What you need to do →
Collect every line below that contains the word "Foods".

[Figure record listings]
^^^^^^^^^^^^^^^^
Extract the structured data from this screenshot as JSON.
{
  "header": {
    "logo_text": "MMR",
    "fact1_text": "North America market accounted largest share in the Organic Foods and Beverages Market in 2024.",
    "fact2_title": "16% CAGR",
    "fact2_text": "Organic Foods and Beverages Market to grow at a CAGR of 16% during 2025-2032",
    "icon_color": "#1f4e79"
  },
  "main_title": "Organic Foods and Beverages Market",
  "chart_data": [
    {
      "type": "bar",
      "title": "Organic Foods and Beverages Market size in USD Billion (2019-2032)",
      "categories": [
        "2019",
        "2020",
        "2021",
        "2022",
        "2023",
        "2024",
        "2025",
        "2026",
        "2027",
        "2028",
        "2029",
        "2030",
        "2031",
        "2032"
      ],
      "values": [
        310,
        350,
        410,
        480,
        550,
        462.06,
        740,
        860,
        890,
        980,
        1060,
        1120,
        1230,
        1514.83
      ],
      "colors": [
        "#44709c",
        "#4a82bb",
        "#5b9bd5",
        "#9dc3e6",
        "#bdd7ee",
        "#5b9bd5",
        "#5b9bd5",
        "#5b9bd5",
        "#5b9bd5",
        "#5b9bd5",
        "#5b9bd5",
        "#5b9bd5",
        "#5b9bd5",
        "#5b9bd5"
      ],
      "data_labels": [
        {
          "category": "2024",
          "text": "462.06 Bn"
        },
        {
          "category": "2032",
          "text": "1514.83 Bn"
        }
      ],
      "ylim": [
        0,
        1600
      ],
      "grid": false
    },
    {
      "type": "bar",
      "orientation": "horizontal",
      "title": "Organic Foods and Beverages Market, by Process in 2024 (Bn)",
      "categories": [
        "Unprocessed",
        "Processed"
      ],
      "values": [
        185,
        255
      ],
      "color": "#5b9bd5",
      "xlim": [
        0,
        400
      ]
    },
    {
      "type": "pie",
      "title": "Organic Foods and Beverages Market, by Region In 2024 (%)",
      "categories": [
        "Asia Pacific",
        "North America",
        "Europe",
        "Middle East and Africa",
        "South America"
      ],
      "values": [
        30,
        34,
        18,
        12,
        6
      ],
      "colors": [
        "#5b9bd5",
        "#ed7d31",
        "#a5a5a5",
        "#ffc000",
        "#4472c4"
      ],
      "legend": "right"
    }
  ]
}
^^^^^^^^^^^^^^^^
Answer to this exercise →
    "fact1_text": "North America market accounted largest share in the Organic Foods and Beverages Market in 2024.",
    "fact2_text": "Organic Foods and Beverages Market to grow at a CAGR of 16% during 2025-2032",
  "main_title": "Organic Foods and Beverages Market",
      "title": "Organic Foods and Beverages Market size in USD Billion (2019-2032)",
      "title": "Organic Foods and Beverages Market, by Process in 2024 (Bn)",
      "title": "Organic Foods and Beverages Market, by Region In 2024 (%)",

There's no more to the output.